**Direction:**
In the entries below, count the lines holding "this". Reply with the number only.

-- BEGIN Dataset extract --

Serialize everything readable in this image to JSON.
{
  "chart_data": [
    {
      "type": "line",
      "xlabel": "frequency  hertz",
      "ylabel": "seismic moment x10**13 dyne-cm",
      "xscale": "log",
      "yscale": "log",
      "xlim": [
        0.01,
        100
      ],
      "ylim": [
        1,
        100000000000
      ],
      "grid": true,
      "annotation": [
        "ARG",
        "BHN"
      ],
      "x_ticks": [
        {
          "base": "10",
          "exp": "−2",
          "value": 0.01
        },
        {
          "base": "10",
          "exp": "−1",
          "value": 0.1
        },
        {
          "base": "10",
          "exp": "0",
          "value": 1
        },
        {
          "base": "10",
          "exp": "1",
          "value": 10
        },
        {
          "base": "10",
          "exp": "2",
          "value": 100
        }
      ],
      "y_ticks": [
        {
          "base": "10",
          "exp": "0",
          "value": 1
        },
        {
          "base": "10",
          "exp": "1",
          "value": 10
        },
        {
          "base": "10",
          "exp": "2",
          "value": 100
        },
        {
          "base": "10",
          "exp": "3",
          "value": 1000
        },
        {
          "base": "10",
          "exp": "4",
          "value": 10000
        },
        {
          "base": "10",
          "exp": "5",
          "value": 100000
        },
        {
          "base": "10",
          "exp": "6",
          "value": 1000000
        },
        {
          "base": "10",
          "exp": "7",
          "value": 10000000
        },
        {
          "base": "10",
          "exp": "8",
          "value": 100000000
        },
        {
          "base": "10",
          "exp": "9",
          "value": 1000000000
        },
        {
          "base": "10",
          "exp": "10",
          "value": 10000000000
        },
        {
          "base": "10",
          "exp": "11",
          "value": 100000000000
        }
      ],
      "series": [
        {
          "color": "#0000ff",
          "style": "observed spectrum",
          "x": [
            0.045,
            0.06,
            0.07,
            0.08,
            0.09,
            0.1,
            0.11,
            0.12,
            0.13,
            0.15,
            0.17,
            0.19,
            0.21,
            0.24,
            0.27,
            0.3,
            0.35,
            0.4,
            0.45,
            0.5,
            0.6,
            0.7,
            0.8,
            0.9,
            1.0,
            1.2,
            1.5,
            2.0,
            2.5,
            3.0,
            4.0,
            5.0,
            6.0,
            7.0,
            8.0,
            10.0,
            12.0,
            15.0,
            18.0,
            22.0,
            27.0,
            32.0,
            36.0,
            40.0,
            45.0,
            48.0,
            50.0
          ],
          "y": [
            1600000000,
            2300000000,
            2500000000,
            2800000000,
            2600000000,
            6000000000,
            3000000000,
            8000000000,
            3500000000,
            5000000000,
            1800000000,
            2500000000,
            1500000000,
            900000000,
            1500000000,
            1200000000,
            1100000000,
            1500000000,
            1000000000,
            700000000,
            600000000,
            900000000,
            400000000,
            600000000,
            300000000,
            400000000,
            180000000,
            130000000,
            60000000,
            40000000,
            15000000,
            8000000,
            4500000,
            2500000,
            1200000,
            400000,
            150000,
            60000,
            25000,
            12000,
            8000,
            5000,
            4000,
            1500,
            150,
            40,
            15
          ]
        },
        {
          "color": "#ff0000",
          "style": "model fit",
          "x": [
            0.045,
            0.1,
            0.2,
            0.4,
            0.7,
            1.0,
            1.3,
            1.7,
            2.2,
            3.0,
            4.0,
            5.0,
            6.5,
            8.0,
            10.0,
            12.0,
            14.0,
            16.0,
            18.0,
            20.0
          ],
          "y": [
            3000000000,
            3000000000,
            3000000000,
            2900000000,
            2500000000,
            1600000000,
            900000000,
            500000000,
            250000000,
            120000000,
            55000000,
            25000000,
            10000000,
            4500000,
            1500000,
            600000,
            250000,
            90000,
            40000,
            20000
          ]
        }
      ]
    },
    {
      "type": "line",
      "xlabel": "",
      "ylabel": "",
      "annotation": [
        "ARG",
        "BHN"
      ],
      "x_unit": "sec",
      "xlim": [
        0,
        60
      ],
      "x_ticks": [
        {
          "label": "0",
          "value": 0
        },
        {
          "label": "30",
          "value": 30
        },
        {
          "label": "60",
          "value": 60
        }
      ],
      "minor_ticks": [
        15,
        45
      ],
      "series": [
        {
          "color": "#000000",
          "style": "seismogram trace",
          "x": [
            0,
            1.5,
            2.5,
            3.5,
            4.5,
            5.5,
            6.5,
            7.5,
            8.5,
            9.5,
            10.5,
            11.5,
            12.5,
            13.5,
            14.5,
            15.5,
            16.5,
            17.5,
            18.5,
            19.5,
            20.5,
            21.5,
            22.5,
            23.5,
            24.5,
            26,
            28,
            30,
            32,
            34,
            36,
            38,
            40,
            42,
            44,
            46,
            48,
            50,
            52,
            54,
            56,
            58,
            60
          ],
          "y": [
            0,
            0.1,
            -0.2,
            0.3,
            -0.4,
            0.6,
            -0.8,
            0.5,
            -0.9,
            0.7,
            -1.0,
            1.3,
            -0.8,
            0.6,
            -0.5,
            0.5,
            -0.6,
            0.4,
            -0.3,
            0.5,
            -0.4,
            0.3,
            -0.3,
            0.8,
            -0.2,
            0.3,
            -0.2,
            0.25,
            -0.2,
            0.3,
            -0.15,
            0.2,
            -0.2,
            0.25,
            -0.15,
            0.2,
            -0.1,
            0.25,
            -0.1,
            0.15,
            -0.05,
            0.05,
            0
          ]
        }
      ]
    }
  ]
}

-- END Dataset extract --
-- BEGIN Dataset extract --

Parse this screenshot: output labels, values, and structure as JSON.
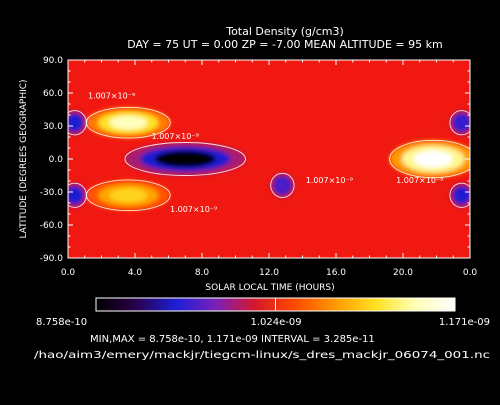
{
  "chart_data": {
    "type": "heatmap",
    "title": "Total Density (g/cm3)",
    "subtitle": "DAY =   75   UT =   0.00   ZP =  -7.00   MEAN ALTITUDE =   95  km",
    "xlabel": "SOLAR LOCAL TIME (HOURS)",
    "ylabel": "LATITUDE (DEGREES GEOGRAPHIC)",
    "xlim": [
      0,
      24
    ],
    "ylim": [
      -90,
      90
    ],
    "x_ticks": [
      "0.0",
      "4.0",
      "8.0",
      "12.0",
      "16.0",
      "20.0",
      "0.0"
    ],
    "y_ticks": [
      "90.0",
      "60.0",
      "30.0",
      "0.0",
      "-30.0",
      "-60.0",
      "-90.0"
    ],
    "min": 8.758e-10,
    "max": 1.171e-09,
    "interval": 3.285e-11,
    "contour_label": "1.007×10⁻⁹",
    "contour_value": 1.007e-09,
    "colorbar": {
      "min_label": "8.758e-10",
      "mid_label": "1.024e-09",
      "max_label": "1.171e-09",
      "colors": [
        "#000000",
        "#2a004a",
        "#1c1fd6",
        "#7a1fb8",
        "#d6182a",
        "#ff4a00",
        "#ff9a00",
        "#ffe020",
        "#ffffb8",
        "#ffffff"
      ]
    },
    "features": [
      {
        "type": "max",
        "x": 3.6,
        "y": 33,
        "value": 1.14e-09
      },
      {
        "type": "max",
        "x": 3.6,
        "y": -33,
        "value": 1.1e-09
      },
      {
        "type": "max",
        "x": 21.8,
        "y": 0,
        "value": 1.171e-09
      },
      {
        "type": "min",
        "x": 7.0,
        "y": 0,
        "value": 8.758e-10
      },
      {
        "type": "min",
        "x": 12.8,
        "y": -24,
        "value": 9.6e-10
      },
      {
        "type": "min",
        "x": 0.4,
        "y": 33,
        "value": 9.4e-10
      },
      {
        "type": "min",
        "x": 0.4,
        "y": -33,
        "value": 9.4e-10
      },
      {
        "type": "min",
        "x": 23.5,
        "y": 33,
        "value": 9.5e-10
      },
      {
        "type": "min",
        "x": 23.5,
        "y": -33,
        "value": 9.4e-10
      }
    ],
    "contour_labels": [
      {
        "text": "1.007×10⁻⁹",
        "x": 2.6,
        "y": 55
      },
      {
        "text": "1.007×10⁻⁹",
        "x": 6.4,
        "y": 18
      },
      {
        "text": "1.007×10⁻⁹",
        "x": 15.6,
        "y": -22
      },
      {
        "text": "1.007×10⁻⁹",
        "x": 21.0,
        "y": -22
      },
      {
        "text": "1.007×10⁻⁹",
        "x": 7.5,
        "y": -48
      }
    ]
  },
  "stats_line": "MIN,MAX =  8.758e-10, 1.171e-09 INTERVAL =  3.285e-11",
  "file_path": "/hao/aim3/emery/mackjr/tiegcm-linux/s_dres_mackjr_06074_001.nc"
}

-- END Dataset extract --

**Solution:**
2